What to produce
Filter the records below down to lines containing "damage".

Material for this task
%%
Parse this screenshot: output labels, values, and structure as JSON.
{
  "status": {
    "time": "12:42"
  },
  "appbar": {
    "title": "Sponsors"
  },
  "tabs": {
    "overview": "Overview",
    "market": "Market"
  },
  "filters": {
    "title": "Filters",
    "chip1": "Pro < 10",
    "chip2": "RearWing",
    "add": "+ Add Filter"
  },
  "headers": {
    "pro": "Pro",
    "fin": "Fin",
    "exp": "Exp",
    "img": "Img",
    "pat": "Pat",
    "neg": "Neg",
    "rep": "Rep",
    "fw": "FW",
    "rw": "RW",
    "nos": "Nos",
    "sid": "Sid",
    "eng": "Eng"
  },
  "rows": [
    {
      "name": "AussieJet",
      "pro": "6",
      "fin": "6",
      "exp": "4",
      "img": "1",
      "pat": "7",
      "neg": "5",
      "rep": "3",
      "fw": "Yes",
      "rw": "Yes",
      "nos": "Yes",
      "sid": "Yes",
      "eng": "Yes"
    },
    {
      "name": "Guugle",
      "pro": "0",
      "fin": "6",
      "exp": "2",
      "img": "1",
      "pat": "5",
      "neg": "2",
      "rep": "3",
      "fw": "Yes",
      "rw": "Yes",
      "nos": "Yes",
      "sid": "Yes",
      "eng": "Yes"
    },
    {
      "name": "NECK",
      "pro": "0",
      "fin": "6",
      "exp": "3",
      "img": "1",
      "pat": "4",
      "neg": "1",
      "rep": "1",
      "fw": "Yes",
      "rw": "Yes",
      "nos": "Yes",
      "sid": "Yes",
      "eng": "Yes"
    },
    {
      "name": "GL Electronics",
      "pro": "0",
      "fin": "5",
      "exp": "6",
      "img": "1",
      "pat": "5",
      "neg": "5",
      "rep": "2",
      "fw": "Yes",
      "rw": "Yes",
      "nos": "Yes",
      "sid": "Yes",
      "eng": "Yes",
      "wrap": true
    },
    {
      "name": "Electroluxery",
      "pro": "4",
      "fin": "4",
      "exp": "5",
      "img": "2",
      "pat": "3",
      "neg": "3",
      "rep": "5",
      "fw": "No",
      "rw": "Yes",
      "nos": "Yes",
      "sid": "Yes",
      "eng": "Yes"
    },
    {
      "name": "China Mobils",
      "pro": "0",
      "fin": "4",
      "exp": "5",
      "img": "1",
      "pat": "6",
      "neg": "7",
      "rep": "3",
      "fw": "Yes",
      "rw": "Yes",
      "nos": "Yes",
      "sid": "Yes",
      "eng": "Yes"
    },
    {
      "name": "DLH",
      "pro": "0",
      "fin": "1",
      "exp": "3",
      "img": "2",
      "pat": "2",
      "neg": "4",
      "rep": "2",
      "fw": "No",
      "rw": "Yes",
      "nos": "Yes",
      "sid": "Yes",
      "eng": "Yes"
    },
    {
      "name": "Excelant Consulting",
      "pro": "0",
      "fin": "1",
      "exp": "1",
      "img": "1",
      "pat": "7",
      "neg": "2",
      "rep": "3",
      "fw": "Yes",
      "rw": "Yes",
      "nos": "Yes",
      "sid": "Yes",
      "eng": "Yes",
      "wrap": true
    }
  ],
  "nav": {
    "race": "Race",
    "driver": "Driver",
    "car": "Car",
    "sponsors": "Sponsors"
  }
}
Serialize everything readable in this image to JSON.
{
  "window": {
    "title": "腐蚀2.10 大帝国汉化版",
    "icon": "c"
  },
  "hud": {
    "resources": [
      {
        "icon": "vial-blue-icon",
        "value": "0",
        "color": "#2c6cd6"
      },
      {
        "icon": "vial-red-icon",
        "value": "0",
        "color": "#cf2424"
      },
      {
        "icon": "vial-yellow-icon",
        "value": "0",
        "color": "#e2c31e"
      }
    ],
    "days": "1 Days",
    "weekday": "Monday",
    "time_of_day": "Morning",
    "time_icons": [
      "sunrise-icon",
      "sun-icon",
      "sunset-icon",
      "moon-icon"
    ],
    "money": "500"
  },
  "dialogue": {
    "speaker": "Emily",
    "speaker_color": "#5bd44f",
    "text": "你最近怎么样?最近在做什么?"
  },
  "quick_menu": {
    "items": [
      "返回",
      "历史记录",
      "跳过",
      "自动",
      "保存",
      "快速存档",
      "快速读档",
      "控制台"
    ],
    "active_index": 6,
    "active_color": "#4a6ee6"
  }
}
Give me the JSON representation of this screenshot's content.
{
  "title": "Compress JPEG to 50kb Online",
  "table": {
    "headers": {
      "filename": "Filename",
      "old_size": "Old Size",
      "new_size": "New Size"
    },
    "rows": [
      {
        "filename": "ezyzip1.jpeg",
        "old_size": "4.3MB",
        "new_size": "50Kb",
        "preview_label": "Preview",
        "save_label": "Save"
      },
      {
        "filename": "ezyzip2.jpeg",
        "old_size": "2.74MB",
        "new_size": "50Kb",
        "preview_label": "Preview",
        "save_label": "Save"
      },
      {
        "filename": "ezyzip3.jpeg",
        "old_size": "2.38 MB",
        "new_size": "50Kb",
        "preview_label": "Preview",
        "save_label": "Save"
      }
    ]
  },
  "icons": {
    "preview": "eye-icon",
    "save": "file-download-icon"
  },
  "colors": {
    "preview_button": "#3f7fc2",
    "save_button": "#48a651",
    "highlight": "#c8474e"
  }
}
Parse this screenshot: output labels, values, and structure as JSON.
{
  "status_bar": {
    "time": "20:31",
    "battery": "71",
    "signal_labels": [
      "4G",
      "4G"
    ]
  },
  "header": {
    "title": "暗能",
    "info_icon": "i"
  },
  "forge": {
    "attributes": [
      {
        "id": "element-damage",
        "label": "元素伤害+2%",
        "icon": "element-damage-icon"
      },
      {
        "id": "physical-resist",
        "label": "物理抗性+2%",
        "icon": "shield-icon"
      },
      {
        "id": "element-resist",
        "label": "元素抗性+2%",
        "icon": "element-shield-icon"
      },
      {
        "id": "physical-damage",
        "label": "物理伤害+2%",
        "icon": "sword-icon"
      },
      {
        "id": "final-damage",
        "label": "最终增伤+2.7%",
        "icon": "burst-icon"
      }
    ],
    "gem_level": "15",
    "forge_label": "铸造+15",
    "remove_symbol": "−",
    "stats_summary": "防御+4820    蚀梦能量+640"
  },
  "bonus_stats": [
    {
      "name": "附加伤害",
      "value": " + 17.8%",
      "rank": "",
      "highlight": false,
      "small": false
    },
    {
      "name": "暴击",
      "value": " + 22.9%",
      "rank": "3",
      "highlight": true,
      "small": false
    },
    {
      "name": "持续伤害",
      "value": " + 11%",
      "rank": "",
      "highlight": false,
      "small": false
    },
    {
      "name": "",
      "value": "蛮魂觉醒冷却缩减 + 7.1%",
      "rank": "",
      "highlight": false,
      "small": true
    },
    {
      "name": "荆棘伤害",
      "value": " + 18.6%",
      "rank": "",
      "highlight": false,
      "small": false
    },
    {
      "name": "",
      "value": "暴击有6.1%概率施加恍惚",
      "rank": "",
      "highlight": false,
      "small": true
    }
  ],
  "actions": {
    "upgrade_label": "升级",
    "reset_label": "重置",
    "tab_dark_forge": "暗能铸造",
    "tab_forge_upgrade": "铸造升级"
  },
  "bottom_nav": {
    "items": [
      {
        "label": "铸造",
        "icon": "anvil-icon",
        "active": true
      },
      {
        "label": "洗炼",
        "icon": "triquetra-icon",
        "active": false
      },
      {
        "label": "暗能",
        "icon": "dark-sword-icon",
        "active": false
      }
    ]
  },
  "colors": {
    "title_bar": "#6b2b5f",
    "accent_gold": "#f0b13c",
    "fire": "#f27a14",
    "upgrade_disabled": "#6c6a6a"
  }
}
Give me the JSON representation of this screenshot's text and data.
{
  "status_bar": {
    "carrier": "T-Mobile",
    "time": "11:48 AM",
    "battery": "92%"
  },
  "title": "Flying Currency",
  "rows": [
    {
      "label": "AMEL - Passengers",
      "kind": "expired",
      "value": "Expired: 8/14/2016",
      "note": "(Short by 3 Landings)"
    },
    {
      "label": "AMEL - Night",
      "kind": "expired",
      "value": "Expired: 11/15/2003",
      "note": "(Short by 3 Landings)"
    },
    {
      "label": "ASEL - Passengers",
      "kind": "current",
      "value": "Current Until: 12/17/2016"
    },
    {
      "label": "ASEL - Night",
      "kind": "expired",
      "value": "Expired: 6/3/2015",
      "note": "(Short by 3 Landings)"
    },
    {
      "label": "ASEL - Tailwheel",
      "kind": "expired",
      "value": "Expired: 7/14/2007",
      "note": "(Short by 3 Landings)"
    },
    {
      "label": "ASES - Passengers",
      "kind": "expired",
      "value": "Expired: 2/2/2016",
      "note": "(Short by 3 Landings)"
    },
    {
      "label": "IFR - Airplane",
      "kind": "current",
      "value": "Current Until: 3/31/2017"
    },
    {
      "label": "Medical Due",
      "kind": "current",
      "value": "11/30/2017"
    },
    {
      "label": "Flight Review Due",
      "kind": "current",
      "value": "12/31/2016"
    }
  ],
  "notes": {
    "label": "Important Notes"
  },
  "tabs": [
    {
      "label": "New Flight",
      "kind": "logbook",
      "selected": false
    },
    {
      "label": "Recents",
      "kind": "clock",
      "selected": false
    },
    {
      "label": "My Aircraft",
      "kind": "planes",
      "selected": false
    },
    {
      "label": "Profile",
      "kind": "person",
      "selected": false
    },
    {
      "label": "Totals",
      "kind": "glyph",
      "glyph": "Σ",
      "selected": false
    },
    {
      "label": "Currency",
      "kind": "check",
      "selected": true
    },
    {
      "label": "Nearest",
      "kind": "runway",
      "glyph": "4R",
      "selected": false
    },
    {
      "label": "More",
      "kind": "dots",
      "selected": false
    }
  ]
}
%%
Solved problem
        "id": "element-damage",
        "icon": "element-damage-icon"
        "id": "physical-damage",
        "id": "final-damage",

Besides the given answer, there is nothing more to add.